** Begin **

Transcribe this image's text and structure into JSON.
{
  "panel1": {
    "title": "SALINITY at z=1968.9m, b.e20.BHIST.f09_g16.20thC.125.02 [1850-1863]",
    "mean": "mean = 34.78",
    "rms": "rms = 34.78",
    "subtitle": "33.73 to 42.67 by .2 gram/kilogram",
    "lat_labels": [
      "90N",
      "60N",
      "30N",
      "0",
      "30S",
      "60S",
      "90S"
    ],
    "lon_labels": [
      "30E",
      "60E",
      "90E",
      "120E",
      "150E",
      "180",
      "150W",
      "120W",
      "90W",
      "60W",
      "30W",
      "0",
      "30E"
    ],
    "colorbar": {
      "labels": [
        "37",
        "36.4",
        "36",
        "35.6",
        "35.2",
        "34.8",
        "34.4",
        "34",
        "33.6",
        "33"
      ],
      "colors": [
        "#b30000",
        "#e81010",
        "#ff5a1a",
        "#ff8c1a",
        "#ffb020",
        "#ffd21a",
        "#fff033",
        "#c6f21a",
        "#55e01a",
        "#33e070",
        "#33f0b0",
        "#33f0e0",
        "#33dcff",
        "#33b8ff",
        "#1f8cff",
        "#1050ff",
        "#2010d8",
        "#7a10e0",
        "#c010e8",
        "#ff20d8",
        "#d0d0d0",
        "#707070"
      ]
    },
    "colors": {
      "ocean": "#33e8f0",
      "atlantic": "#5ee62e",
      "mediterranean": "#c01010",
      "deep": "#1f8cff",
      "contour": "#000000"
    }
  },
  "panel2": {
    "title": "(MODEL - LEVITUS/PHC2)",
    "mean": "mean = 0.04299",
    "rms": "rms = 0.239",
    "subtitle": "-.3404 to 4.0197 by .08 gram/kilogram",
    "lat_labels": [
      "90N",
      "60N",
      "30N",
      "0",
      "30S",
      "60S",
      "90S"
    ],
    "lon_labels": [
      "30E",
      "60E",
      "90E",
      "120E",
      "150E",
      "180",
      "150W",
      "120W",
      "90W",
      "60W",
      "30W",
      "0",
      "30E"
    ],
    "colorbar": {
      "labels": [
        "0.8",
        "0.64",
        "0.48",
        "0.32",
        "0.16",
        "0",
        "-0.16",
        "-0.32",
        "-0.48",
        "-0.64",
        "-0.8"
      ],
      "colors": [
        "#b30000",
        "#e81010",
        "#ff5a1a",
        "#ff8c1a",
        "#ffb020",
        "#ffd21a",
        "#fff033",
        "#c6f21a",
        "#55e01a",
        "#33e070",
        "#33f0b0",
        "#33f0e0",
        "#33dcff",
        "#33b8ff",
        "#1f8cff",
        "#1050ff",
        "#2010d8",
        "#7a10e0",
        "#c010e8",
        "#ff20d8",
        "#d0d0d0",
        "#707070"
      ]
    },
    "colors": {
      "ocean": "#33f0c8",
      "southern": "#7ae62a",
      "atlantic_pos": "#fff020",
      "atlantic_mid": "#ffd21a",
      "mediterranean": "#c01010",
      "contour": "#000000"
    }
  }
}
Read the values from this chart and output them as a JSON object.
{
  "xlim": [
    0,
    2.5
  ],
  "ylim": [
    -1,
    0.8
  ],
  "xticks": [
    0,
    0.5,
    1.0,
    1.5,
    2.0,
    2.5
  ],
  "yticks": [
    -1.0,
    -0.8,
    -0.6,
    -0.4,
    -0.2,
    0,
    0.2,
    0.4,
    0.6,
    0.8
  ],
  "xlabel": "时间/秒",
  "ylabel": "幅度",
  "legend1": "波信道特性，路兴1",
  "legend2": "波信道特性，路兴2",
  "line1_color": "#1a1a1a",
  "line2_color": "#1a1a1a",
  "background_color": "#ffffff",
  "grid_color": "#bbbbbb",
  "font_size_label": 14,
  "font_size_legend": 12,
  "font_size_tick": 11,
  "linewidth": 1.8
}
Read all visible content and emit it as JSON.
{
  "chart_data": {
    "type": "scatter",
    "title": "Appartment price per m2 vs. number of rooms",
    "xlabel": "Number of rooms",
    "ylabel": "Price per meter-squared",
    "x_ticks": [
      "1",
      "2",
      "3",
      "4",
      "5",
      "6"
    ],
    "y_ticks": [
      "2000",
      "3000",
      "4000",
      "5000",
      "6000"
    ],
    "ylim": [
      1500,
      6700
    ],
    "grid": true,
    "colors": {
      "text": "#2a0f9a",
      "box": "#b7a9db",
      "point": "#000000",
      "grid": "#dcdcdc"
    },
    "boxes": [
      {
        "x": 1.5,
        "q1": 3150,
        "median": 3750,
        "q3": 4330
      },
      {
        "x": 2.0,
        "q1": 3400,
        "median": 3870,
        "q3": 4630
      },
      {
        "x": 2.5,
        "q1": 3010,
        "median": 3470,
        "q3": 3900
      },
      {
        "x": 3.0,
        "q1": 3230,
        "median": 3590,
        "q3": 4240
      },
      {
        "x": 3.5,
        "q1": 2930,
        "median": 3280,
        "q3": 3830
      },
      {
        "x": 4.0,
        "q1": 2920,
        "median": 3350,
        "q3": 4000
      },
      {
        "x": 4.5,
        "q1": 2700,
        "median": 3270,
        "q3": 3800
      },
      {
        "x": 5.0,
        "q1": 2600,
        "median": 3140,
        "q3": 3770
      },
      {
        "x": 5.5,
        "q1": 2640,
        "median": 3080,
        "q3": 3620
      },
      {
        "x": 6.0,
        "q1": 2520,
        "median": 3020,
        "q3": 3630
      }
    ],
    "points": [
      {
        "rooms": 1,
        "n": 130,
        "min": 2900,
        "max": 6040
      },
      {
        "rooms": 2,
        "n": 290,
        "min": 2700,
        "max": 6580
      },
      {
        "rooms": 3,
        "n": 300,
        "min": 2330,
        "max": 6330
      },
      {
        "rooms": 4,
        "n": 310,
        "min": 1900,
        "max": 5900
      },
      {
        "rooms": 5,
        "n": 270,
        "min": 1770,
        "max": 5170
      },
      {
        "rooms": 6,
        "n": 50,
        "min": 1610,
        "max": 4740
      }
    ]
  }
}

** End **

§ Given exercise:
Go through the entries and repeat each one exactly.

§ Solution for this exercise:
Transcribe this image's text and structure into JSON.
{
  "panel1": {
    "title": "SALINITY at z=1968.9m, b.e20.BHIST.f09_g16.20thC.125.02 [1850-1863]",
    "mean": "mean = 34.78",
    "rms": "rms = 34.78",
    "subtitle": "33.73 to 42.67 by .2 gram/kilogram",
    "lat_labels": [
      "90N",
      "60N",
      "30N",
      "0",
      "30S",
      "60S",
      "90S"
    ],
    "lon_labels": [
      "30E",
      "60E",
      "90E",
      "120E",
      "150E",
      "180",
      "150W",
      "120W",
      "90W",
      "60W",
      "30W",
      "0",
      "30E"
    ],
    "colorbar": {
      "labels": [
        "37",
        "36.4",
        "36",
        "35.6",
        "35.2",
        "34.8",
        "34.4",
        "34",
        "33.6",
        "33"
      ],
      "colors": [
        "#b30000",
        "#e81010",
        "#ff5a1a",
        "#ff8c1a",
        "#ffb020",
        "#ffd21a",
        "#fff033",
        "#c6f21a",
        "#55e01a",
        "#33e070",
        "#33f0b0",
        "#33f0e0",
        "#33dcff",
        "#33b8ff",
        "#1f8cff",
        "#1050ff",
        "#2010d8",
        "#7a10e0",
        "#c010e8",
        "#ff20d8",
        "#d0d0d0",
        "#707070"
      ]
    },
    "colors": {
      "ocean": "#33e8f0",
      "atlantic": "#5ee62e",
      "mediterranean": "#c01010",
      "deep": "#1f8cff",
      "contour": "#000000"
    }
  },
  "panel2": {
    "title": "(MODEL - LEVITUS/PHC2)",
    "mean": "mean = 0.04299",
    "rms": "rms = 0.239",
    "subtitle": "-.3404 to 4.0197 by .08 gram/kilogram",
    "lat_labels": [
      "90N",
      "60N",
      "30N",
      "0",
      "30S",
      "60S",
      "90S"
    ],
    "lon_labels": [
      "30E",
      "60E",
      "90E",
      "120E",
      "150E",
      "180",
      "150W",
      "120W",
      "90W",
      "60W",
      "30W",
      "0",
      "30E"
    ],
    "colorbar": {
      "labels": [
        "0.8",
        "0.64",
        "0.48",
        "0.32",
        "0.16",
        "0",
        "-0.16",
        "-0.32",
        "-0.48",
        "-0.64",
        "-0.8"
      ],
      "colors": [
        "#b30000",
        "#e81010",
        "#ff5a1a",
        "#ff8c1a",
        "#ffb020",
        "#ffd21a",
        "#fff033",
        "#c6f21a",
        "#55e01a",
        "#33e070",
        "#33f0b0",
        "#33f0e0",
        "#33dcff",
        "#33b8ff",
        "#1f8cff",
        "#1050ff",
        "#2010d8",
        "#7a10e0",
        "#c010e8",
        "#ff20d8",
        "#d0d0d0",
        "#707070"
      ]
    },
    "colors": {
      "ocean": "#33f0c8",
      "southern": "#7ae62a",
      "atlantic_pos": "#fff020",
      "atlantic_mid": "#ffd21a",
      "mediterranean": "#c01010",
      "contour": "#000000"
    }
  }
}
Read the values from this chart and output them as a JSON object.
{
  "xlim": [
    0,
    2.5
  ],
  "ylim": [
    -1,
    0.8
  ],
  "xticks": [
    0,
    0.5,
    1.0,
    1.5,
    2.0,
    2.5
  ],
  "yticks": [
    -1.0,
    -0.8,
    -0.6,
    -0.4,
    -0.2,
    0,
    0.2,
    0.4,
    0.6,
    0.8
  ],
  "xlabel": "时间/秒",
  "ylabel": "幅度",
  "legend1": "波信道特性，路兴1",
  "legend2": "波信道特性，路兴2",
  "line1_color": "#1a1a1a",
  "line2_color": "#1a1a1a",
  "background_color": "#ffffff",
  "grid_color": "#bbbbbb",
  "font_size_label": 14,
  "font_size_legend": 12,
  "font_size_tick": 11,
  "linewidth": 1.8
}
Read all visible content and emit it as JSON.
{
  "chart_data": {
    "type": "scatter",
    "title": "Appartment price per m2 vs. number of rooms",
    "xlabel": "Number of rooms",
    "ylabel": "Price per meter-squared",
    "x_ticks": [
      "1",
      "2",
      "3",
      "4",
      "5",
      "6"
    ],
    "y_ticks": [
      "2000",
      "3000",
      "4000",
      "5000",
      "6000"
    ],
    "ylim": [
      1500,
      6700
    ],
    "grid": true,
    "colors": {
      "text": "#2a0f9a",
      "box": "#b7a9db",
      "point": "#000000",
      "grid": "#dcdcdc"
    },
    "boxes": [
      {
        "x": 1.5,
        "q1": 3150,
        "median": 3750,
        "q3": 4330
      },
      {
        "x": 2.0,
        "q1": 3400,
        "median": 3870,
        "q3": 4630
      },
      {
        "x": 2.5,
        "q1": 3010,
        "median": 3470,
        "q3": 3900
      },
      {
        "x": 3.0,
        "q1": 3230,
        "median": 3590,
        "q3": 4240
      },
      {
        "x": 3.5,
        "q1": 2930,
        "median": 3280,
        "q3": 3830
      },
      {
        "x": 4.0,
        "q1": 2920,
        "median": 3350,
        "q3": 4000
      },
      {
        "x": 4.5,
        "q1": 2700,
        "median": 3270,
        "q3": 3800
      },
      {
        "x": 5.0,
        "q1": 2600,
        "median": 3140,
        "q3": 3770
      },
      {
        "x": 5.5,
        "q1": 2640,
        "median": 3080,
        "q3": 3620
      },
      {
        "x": 6.0,
        "q1": 2520,
        "median": 3020,
        "q3": 3630
      }
    ],
    "points": [
      {
        "rooms": 1,
        "n": 130,
        "min": 2900,
        "max": 6040
      },
      {
        "rooms": 2,
        "n": 290,
        "min": 2700,
        "max": 6580
      },
      {
        "rooms": 3,
        "n": 300,
        "min": 2330,
        "max": 6330
      },
      {
        "rooms": 4,
        "n": 310,
        "min": 1900,
        "max": 5900
      },
      {
        "rooms": 5,
        "n": 270,
        "min": 1770,
        "max": 5170
      },
      {
        "rooms": 6,
        "n": 50,
        "min": 1610,
        "max": 4740
      }
    ]
  }
}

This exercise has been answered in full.